**Do this**
Determine how many lines contain the string "label" and reply with that number alone.

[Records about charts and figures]

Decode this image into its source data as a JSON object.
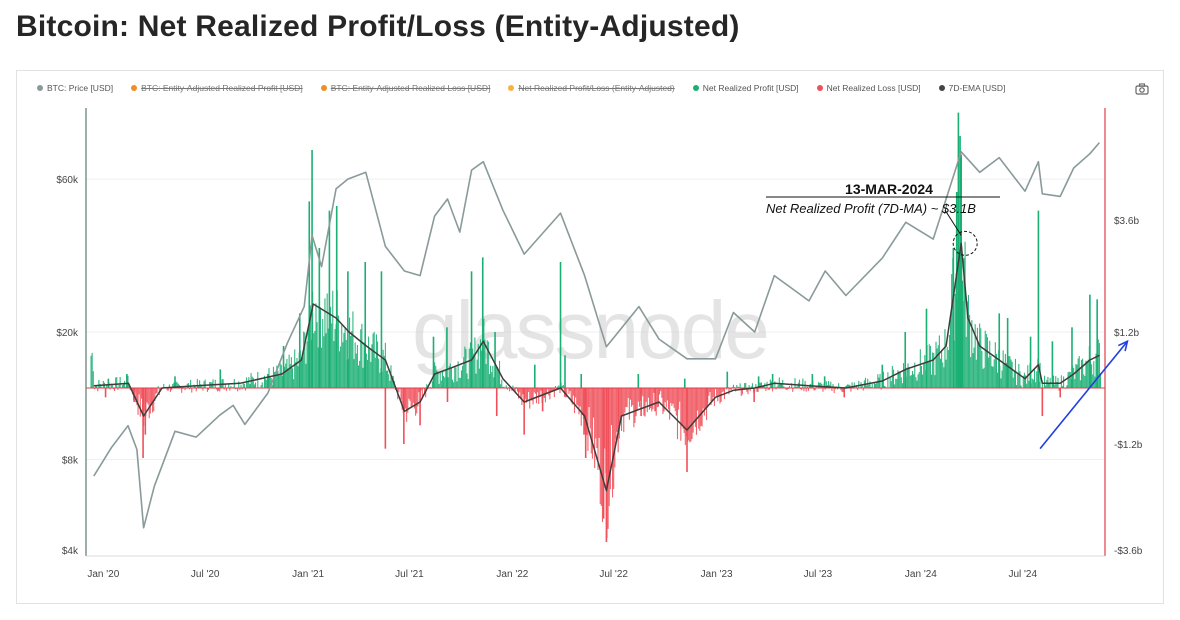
{
  "page": {
    "title": "Bitcoin: Net Realized Profit/Loss (Entity-Adjusted)"
  },
  "legend": [
    {
      "label": "BTC: Price [USD]",
      "color": "#8a9a9a",
      "disabled": false
    },
    {
      "label": "BTC: Entity-Adjusted Realized Profit [USD]",
      "color": "#f28c28",
      "disabled": true
    },
    {
      "label": "BTC: Entity-Adjusted Realized Loss [USD]",
      "color": "#f28c28",
      "disabled": true
    },
    {
      "label": "Net Realized Profit/Loss (Entity-Adjusted)",
      "color": "#f5b342",
      "disabled": true
    },
    {
      "label": "Net Realized Profit [USD]",
      "color": "#1aaf73",
      "disabled": false
    },
    {
      "label": "Net Realized Loss [USD]",
      "color": "#f0505a",
      "disabled": false
    },
    {
      "label": "7D-EMA [USD]",
      "color": "#444444",
      "disabled": false
    }
  ],
  "icons": {
    "camera": "camera-icon"
  },
  "chart_data": {
    "type": "line",
    "watermark": "glassnode",
    "x_ticks": [
      "Jan '20",
      "Jul '20",
      "Jan '21",
      "Jul '21",
      "Jan '22",
      "Jul '22",
      "Jan '23",
      "Jul '23",
      "Jan '24",
      "Jul '24"
    ],
    "y_left": {
      "scale": "log",
      "ticks": [
        "$60k",
        "$20k",
        "$8k",
        "$4k"
      ],
      "range": [
        4000,
        100000
      ]
    },
    "y_right": {
      "ticks": [
        "$3.6b",
        "$1.2b",
        "-$1.2b",
        "-$3.6b"
      ],
      "range": [
        -3.6,
        6.0
      ],
      "unit": "USD billions"
    },
    "annotation": {
      "date": "13-MAR-2024",
      "text": "Net Realized Profit (7D-MA) ~ $3.1B",
      "target_date": "2024-03-13",
      "value": 3.1
    },
    "trend_arrow": {
      "color": "#1f3fe0",
      "from_date": "2024-08-01",
      "from_value": -1.3,
      "to_date": "2024-11-15",
      "to_value": 1.0
    },
    "colors": {
      "price": "#8a9a9a",
      "profit": "#1aaf73",
      "loss": "#f0505a",
      "ema": "#3d3d3d",
      "zero": "#e0404a",
      "axis_right": "#e0404a",
      "axis_left": "#5a7a70"
    },
    "series": [
      {
        "name": "BTC: Price [USD]",
        "points": [
          [
            "2019-12-15",
            7100
          ],
          [
            "2020-01-15",
            8700
          ],
          [
            "2020-02-14",
            10200
          ],
          [
            "2020-03-01",
            8600
          ],
          [
            "2020-03-13",
            4900
          ],
          [
            "2020-04-01",
            6600
          ],
          [
            "2020-05-08",
            9800
          ],
          [
            "2020-06-15",
            9400
          ],
          [
            "2020-07-27",
            11000
          ],
          [
            "2020-08-20",
            11800
          ],
          [
            "2020-09-10",
            10300
          ],
          [
            "2020-10-21",
            12900
          ],
          [
            "2020-11-25",
            18500
          ],
          [
            "2020-12-25",
            24000
          ],
          [
            "2021-01-08",
            40000
          ],
          [
            "2021-01-25",
            32000
          ],
          [
            "2021-02-20",
            56000
          ],
          [
            "2021-03-13",
            60000
          ],
          [
            "2021-04-14",
            63000
          ],
          [
            "2021-05-19",
            37000
          ],
          [
            "2021-06-22",
            31000
          ],
          [
            "2021-07-20",
            30000
          ],
          [
            "2021-08-15",
            46000
          ],
          [
            "2021-09-07",
            52000
          ],
          [
            "2021-09-29",
            41000
          ],
          [
            "2021-10-20",
            64000
          ],
          [
            "2021-11-10",
            68000
          ],
          [
            "2021-12-15",
            48000
          ],
          [
            "2022-01-22",
            35000
          ],
          [
            "2022-03-28",
            47000
          ],
          [
            "2022-05-10",
            30000
          ],
          [
            "2022-06-18",
            18000
          ],
          [
            "2022-08-15",
            24000
          ],
          [
            "2022-09-20",
            19000
          ],
          [
            "2022-11-09",
            16500
          ],
          [
            "2022-12-30",
            16500
          ],
          [
            "2023-01-31",
            23000
          ],
          [
            "2023-03-10",
            20000
          ],
          [
            "2023-04-14",
            30000
          ],
          [
            "2023-06-15",
            25000
          ],
          [
            "2023-07-14",
            31000
          ],
          [
            "2023-08-20",
            26000
          ],
          [
            "2023-10-24",
            34000
          ],
          [
            "2023-12-05",
            44000
          ],
          [
            "2024-01-23",
            39000
          ],
          [
            "2024-02-15",
            52000
          ],
          [
            "2024-03-13",
            73000
          ],
          [
            "2024-04-15",
            63000
          ],
          [
            "2024-05-20",
            70000
          ],
          [
            "2024-07-05",
            55000
          ],
          [
            "2024-07-29",
            68000
          ],
          [
            "2024-08-05",
            54000
          ],
          [
            "2024-09-06",
            53000
          ],
          [
            "2024-09-30",
            65000
          ],
          [
            "2024-10-29",
            72000
          ],
          [
            "2024-11-15",
            78000
          ]
        ]
      },
      {
        "name": "7D-EMA [USD]",
        "points": [
          [
            "2019-12-15",
            0.05
          ],
          [
            "2020-02-15",
            0.1
          ],
          [
            "2020-03-13",
            -0.6
          ],
          [
            "2020-04-15",
            0.0
          ],
          [
            "2020-06-15",
            0.05
          ],
          [
            "2020-09-01",
            0.1
          ],
          [
            "2020-11-15",
            0.3
          ],
          [
            "2020-12-20",
            0.6
          ],
          [
            "2021-01-10",
            1.8
          ],
          [
            "2021-02-20",
            1.5
          ],
          [
            "2021-03-15",
            1.2
          ],
          [
            "2021-04-15",
            0.9
          ],
          [
            "2021-05-19",
            0.6
          ],
          [
            "2021-06-22",
            -0.5
          ],
          [
            "2021-07-20",
            -0.3
          ],
          [
            "2021-08-15",
            0.3
          ],
          [
            "2021-09-07",
            0.4
          ],
          [
            "2021-10-20",
            0.6
          ],
          [
            "2021-11-10",
            1.0
          ],
          [
            "2021-12-15",
            0.2
          ],
          [
            "2022-01-22",
            -0.3
          ],
          [
            "2022-03-28",
            0.0
          ],
          [
            "2022-05-10",
            -0.6
          ],
          [
            "2022-06-18",
            -2.2
          ],
          [
            "2022-07-15",
            -0.6
          ],
          [
            "2022-09-20",
            -0.3
          ],
          [
            "2022-11-09",
            -0.9
          ],
          [
            "2022-12-30",
            -0.2
          ],
          [
            "2023-01-31",
            -0.05
          ],
          [
            "2023-03-10",
            0.0
          ],
          [
            "2023-04-14",
            0.1
          ],
          [
            "2023-06-15",
            0.05
          ],
          [
            "2023-08-20",
            0.0
          ],
          [
            "2023-10-24",
            0.15
          ],
          [
            "2023-12-05",
            0.4
          ],
          [
            "2024-01-23",
            0.6
          ],
          [
            "2024-02-15",
            0.9
          ],
          [
            "2024-03-13",
            3.1
          ],
          [
            "2024-03-25",
            1.5
          ],
          [
            "2024-04-15",
            0.9
          ],
          [
            "2024-05-20",
            0.6
          ],
          [
            "2024-07-05",
            0.2
          ],
          [
            "2024-07-29",
            0.5
          ],
          [
            "2024-08-05",
            0.1
          ],
          [
            "2024-09-06",
            0.1
          ],
          [
            "2024-09-30",
            0.3
          ],
          [
            "2024-10-29",
            0.6
          ],
          [
            "2024-11-15",
            0.7
          ]
        ]
      },
      {
        "name": "Net Realized Profit [USD]",
        "spikes": [
          [
            "2020-01-10",
            0.2
          ],
          [
            "2020-02-12",
            0.3
          ],
          [
            "2020-05-08",
            0.25
          ],
          [
            "2020-07-28",
            0.4
          ],
          [
            "2020-10-21",
            0.3
          ],
          [
            "2020-11-18",
            0.9
          ],
          [
            "2020-12-17",
            1.6
          ],
          [
            "2021-01-03",
            4.0
          ],
          [
            "2021-01-08",
            5.1
          ],
          [
            "2021-01-21",
            3.0
          ],
          [
            "2021-02-08",
            3.8
          ],
          [
            "2021-02-21",
            3.9
          ],
          [
            "2021-03-13",
            2.5
          ],
          [
            "2021-04-13",
            2.7
          ],
          [
            "2021-05-12",
            2.5
          ],
          [
            "2021-08-13",
            1.1
          ],
          [
            "2021-09-06",
            1.3
          ],
          [
            "2021-10-20",
            2.5
          ],
          [
            "2021-11-09",
            2.8
          ],
          [
            "2021-12-01",
            1.2
          ],
          [
            "2022-02-10",
            0.5
          ],
          [
            "2022-03-28",
            2.7
          ],
          [
            "2022-04-05",
            0.7
          ],
          [
            "2022-05-04",
            0.3
          ],
          [
            "2022-08-14",
            0.3
          ],
          [
            "2022-11-05",
            0.2
          ],
          [
            "2023-01-20",
            0.35
          ],
          [
            "2023-03-17",
            0.25
          ],
          [
            "2023-04-11",
            0.3
          ],
          [
            "2023-06-21",
            0.3
          ],
          [
            "2023-07-13",
            0.25
          ],
          [
            "2023-10-24",
            0.5
          ],
          [
            "2023-12-04",
            1.2
          ],
          [
            "2024-01-11",
            1.7
          ],
          [
            "2024-02-28",
            3.0
          ],
          [
            "2024-03-05",
            4.2
          ],
          [
            "2024-03-08",
            5.9
          ],
          [
            "2024-03-11",
            5.4
          ],
          [
            "2024-03-13",
            5.0
          ],
          [
            "2024-03-15",
            2.3
          ],
          [
            "2024-05-20",
            1.6
          ],
          [
            "2024-06-04",
            1.5
          ],
          [
            "2024-07-15",
            1.1
          ],
          [
            "2024-07-29",
            3.8
          ],
          [
            "2024-08-23",
            1.0
          ],
          [
            "2024-09-27",
            1.3
          ],
          [
            "2024-10-29",
            2.0
          ],
          [
            "2024-11-11",
            1.9
          ]
        ]
      },
      {
        "name": "Net Realized Loss [USD]",
        "spikes": [
          [
            "2020-01-05",
            -0.2
          ],
          [
            "2020-02-25",
            -0.3
          ],
          [
            "2020-03-12",
            -1.5
          ],
          [
            "2020-03-16",
            -1.0
          ],
          [
            "2021-05-19",
            -1.3
          ],
          [
            "2021-06-21",
            -1.2
          ],
          [
            "2021-07-20",
            -0.8
          ],
          [
            "2021-09-07",
            -0.3
          ],
          [
            "2021-12-04",
            -0.6
          ],
          [
            "2022-01-22",
            -1.0
          ],
          [
            "2022-02-24",
            -0.5
          ],
          [
            "2022-05-09",
            -1.0
          ],
          [
            "2022-05-12",
            -1.5
          ],
          [
            "2022-06-13",
            -2.8
          ],
          [
            "2022-06-18",
            -3.3
          ],
          [
            "2022-06-22",
            -2.0
          ],
          [
            "2022-07-10",
            -1.0
          ],
          [
            "2022-08-19",
            -0.6
          ],
          [
            "2022-09-13",
            -0.5
          ],
          [
            "2022-11-09",
            -1.8
          ],
          [
            "2022-12-15",
            -0.4
          ],
          [
            "2023-03-09",
            -0.3
          ],
          [
            "2023-08-17",
            -0.2
          ],
          [
            "2024-08-05",
            -0.6
          ],
          [
            "2024-09-06",
            -0.2
          ]
        ]
      }
    ]
  }
}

**Worked answer**
7